(Data records)
=-=-=

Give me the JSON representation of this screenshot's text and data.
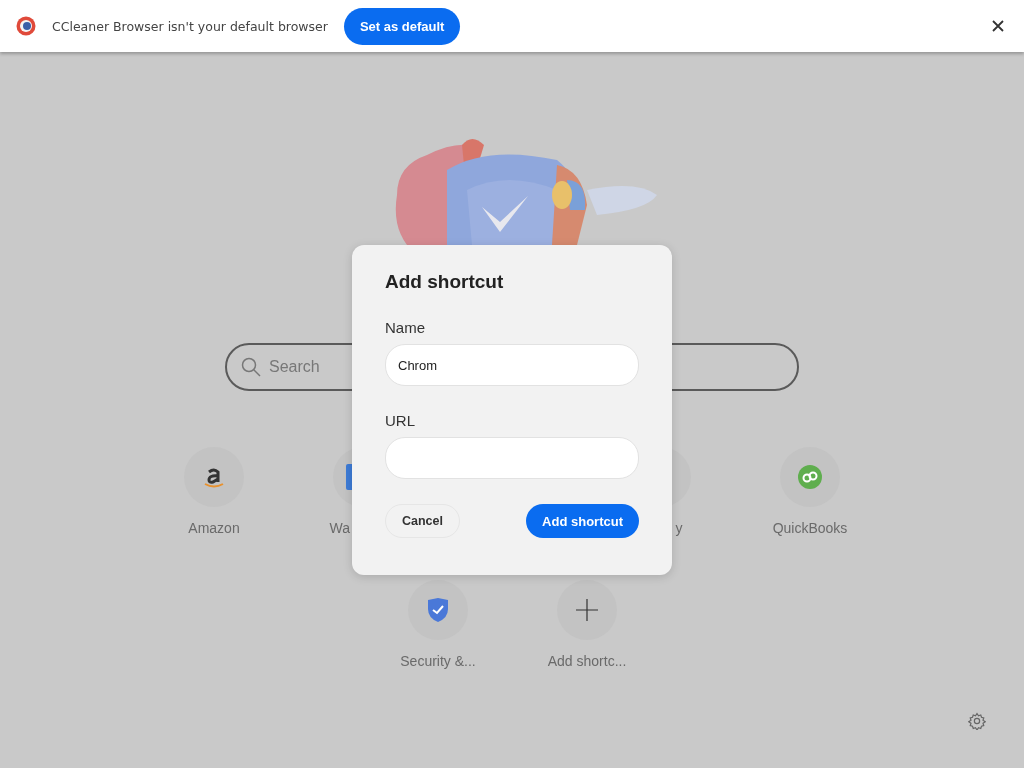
{
  "infobar": {
    "message": "CCleaner Browser isn't your default browser",
    "button": "Set as default"
  },
  "search": {
    "placeholder": "Search"
  },
  "shortcuts": [
    {
      "label": "Amazon",
      "kind": "amazon"
    },
    {
      "label": "Wa",
      "kind": "site"
    },
    {
      "label": "y",
      "kind": "blank"
    },
    {
      "label": "QuickBooks",
      "kind": "quickbooks"
    },
    {
      "label": "Security &...",
      "kind": "shield"
    },
    {
      "label": "Add shortc...",
      "kind": "add"
    }
  ],
  "dialog": {
    "title": "Add shortcut",
    "name_label": "Name",
    "name_value": "Chrom",
    "url_label": "URL",
    "cancel": "Cancel",
    "confirm": "Add shortcut"
  }
}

=-=-=

▶ GIVEN EXERCISE:
Reproduce the data word for word, excluding its pictures.

▶ TASK OUTPUT:
Give me the JSON representation of this screenshot's text and data.
{
  "infobar": {
    "message": "CCleaner Browser isn't your default browser",
    "button": "Set as default"
  },
  "search": {
    "placeholder": "Search"
  },
  "shortcuts": [
    {
      "label": "Amazon",
      "kind": "amazon"
    },
    {
      "label": "Wa",
      "kind": "site"
    },
    {
      "label": "y",
      "kind": "blank"
    },
    {
      "label": "QuickBooks",
      "kind": "quickbooks"
    },
    {
      "label": "Security &...",
      "kind": "shield"
    },
    {
      "label": "Add shortc...",
      "kind": "add"
    }
  ],
  "dialog": {
    "title": "Add shortcut",
    "name_label": "Name",
    "name_value": "Chrom",
    "url_label": "URL",
    "cancel": "Cancel",
    "confirm": "Add shortcut"
  }
}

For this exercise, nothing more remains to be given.